• [Short problem 1]
Reproduce the records verbatim, everything from their first line down to and including the line containing "switch forward [1159,591,1218,613]".
— start Passage provided —
CHICK PEA AND CHOCOLATE DUMPLINGS.

Did you know that ancient Romans  – if poor – were not allowed to cook? Such was the danger of fires that the plebeians were expected to eat in a tavern rather than cook on a rickety brazier.

Italian farmers had basic cooking facilities until relatively modern times. Most food was cooked in a clay or copper pot over an open fireplace which was also the only heating system of the house. That’s why the Italian tradition is rich in fried sweets. They can be cooked easily and in amounts suitable for large families.

This is  a fabulous recipe from my friend Luana. The “cauciuni”  are fried dumplings that are prepared in Abruzzo for Christmas. The name probably means small “calzoni”- of the pizza variety -, but to us Italians it sounds like “big kicks”.

The filling is a relatively extravagant concoction combining the peasant beans and nuts with the noble coffee and chocolate. Unlike real life, the combination of social strata works very well.
— end Passage provided —
— start Exercise data —
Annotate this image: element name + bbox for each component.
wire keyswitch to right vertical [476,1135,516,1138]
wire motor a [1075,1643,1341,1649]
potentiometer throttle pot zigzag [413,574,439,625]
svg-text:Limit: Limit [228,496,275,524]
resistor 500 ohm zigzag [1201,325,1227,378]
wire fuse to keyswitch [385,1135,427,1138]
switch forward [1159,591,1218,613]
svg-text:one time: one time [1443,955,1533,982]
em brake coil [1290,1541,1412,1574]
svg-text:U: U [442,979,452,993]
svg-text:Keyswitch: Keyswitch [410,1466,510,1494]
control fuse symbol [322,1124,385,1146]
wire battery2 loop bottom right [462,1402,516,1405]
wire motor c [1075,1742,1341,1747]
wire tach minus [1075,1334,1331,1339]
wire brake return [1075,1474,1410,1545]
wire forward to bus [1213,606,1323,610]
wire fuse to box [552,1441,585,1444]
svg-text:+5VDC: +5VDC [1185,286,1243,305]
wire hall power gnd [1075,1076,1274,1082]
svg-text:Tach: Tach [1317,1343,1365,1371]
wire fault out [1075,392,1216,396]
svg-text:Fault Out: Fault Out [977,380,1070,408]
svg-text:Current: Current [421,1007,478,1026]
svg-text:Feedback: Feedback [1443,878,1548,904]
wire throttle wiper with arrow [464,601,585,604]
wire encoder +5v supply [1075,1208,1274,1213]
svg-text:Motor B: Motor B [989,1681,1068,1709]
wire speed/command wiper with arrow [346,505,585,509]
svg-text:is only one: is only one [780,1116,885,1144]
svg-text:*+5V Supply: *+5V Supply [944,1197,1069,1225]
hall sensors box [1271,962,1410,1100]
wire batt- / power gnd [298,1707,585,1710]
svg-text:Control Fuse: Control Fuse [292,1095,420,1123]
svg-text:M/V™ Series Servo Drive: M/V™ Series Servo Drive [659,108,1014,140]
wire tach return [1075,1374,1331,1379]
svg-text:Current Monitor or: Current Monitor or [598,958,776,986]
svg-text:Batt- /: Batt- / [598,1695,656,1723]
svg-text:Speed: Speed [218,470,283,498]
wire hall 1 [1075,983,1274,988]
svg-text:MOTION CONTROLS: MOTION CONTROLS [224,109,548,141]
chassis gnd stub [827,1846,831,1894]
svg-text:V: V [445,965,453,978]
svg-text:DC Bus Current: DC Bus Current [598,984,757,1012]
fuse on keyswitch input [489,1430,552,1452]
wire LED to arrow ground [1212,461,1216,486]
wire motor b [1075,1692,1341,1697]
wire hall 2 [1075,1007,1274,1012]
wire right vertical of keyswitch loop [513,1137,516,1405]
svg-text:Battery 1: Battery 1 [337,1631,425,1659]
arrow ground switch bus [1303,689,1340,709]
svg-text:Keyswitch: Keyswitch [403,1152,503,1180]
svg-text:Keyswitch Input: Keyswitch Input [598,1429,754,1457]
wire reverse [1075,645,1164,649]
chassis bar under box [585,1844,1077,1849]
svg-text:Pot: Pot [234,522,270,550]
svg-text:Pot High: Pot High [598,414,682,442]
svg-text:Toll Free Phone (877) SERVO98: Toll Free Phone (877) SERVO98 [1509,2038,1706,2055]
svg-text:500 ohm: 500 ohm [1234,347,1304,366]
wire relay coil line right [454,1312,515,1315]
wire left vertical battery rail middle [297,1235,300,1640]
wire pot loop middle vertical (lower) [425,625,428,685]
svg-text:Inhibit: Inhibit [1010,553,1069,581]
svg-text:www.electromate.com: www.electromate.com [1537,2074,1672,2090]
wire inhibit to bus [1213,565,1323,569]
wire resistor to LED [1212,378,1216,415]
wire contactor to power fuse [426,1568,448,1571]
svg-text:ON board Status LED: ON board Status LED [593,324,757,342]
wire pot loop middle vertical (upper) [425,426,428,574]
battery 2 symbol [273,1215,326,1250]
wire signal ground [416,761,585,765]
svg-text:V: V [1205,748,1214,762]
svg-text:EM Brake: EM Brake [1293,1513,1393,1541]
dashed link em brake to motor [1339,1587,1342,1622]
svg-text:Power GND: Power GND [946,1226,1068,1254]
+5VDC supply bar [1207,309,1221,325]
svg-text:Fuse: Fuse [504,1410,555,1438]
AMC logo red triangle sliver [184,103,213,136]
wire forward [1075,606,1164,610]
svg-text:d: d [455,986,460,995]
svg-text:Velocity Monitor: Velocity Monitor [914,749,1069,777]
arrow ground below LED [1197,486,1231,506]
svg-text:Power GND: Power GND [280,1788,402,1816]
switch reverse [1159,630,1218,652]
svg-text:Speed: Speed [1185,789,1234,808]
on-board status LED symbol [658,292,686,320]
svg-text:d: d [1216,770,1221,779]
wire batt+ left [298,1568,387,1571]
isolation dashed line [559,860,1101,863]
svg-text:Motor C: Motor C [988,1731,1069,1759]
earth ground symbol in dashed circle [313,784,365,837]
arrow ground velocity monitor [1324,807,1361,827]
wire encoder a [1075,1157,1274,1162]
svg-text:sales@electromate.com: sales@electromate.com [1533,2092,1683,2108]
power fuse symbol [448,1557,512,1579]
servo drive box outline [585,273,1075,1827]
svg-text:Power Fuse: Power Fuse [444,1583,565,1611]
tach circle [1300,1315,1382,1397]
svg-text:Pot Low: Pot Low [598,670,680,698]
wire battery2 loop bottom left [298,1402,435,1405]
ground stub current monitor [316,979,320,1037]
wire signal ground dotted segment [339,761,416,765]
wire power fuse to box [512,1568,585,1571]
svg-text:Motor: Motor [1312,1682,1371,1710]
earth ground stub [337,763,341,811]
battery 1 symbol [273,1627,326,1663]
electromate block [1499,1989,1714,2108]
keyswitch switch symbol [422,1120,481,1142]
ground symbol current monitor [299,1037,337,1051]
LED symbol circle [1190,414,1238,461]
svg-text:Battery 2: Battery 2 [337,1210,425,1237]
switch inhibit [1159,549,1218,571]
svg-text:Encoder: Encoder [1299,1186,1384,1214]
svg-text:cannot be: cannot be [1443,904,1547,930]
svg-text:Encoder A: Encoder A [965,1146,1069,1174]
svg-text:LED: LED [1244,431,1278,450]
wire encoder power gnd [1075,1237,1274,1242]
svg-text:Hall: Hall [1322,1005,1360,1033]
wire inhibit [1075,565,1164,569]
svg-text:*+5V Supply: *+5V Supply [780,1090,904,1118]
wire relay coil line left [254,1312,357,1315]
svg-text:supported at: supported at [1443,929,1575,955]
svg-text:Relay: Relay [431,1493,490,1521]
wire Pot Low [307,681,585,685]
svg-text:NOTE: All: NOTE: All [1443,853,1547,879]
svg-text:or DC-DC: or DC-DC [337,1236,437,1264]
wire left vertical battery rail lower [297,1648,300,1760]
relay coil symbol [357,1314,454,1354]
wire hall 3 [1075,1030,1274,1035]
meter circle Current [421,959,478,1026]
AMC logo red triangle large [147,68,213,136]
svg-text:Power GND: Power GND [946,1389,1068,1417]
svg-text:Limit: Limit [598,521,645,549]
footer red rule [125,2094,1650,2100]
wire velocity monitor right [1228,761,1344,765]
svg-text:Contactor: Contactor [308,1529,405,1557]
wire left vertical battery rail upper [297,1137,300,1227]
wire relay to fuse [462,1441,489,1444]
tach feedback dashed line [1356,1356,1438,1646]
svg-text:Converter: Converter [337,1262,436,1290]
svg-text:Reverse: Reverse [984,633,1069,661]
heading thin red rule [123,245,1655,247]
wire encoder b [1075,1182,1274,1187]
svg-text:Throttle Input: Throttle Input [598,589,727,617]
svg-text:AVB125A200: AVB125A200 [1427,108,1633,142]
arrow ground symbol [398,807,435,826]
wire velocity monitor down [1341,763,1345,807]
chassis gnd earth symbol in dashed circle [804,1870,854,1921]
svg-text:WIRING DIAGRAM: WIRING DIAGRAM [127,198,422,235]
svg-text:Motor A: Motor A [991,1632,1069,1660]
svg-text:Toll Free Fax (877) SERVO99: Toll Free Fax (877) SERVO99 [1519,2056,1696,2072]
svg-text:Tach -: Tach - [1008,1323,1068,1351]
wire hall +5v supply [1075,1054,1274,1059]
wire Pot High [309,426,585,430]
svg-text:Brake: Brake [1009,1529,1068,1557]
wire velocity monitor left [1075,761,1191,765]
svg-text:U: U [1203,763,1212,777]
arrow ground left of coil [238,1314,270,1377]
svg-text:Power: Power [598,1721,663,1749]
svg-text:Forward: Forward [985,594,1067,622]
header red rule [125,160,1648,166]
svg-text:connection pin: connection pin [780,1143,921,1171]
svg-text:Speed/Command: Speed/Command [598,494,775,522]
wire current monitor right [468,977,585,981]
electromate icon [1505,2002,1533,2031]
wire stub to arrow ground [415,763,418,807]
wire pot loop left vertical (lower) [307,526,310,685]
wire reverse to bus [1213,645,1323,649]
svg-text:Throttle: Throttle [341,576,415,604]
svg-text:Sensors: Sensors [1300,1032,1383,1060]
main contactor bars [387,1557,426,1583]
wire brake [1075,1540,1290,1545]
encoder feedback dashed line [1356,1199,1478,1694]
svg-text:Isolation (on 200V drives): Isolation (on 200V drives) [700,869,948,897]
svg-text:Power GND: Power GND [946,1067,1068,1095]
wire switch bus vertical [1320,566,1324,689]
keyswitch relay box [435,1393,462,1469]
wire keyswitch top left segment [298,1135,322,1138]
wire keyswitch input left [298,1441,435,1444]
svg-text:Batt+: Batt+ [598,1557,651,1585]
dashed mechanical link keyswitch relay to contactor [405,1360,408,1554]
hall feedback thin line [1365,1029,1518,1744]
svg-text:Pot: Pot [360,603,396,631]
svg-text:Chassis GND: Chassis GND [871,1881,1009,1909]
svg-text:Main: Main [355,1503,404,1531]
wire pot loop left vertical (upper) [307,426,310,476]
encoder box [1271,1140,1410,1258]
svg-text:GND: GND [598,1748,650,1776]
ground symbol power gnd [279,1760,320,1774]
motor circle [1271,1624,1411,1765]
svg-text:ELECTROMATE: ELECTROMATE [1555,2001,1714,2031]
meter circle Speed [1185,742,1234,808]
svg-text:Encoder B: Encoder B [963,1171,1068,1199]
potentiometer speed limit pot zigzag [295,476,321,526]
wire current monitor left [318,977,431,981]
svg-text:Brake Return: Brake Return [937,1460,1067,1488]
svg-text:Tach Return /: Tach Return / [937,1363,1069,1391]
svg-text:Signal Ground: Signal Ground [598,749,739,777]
— end Exercise data —
• [Short problem 2]
Continue the passage about chickpea and chocolate dumplings from the point where it ends.

• [Exercise result 1]
Annotate this image: element name + bbox for each component.
wire keyswitch to right vertical [476,1135,516,1138]
wire motor a [1075,1643,1341,1649]
potentiometer throttle pot zigzag [413,574,439,625]
svg-text:Limit: Limit [228,496,275,524]
resistor 500 ohm zigzag [1201,325,1227,378]
wire fuse to keyswitch [385,1135,427,1138]
switch forward [1159,591,1218,613]

• [Exercise result 2]
Recipe

Dough

  • 350 gr (3 cups plus one tablespoon) all-purpose flour
  • 50 gr (1/4 cup) sugar
  • 25 gr (1/8 cup) unsalted butter
  • 1 teaspoon baking powder
  • 2 eggs
  • 1/4 cup sweet wine, brandy or cognac

Filling

  • 200 gr (7 ounces) cooked garbanzo beans, mashed
  • 50 gr (1/4 cup) sugar
  • 100 gr (3 ounces) dark chocolate
  • 1 teaspoon coffee powder
  • 1/2 teaspoon cinnamon
  • 2 teaspoon sweet wine
  • 100 gr ( 3 ounces) toasted almond
  • 2 egg yolks

Make the dough in a food processor as explained for fresh pasta. Alternatively mix ingredients by hand in a large bowl, then turn the dough out onto a lightly floured surface and knead, adding more flour if necessary, until smooth and elastic, about 10 minutes. Place the dough on a table, and flatten it  with a rolling pin until it is about 3 mm cm (1/8 inch) thin. Cut it into 5 cm (2 inch) disks. Knead the leftover dough, roll it again and cut more disks until all dough is used.

Blend all filling ingredients and place a teaspoon of filling over each disk. Fold disks in half and seal pressing with your fingers along the round edge of each dumpling (see video below). Deep fry in hot vegetable oil until golden. Serve warm with a glass of Marsala or other sweet wine.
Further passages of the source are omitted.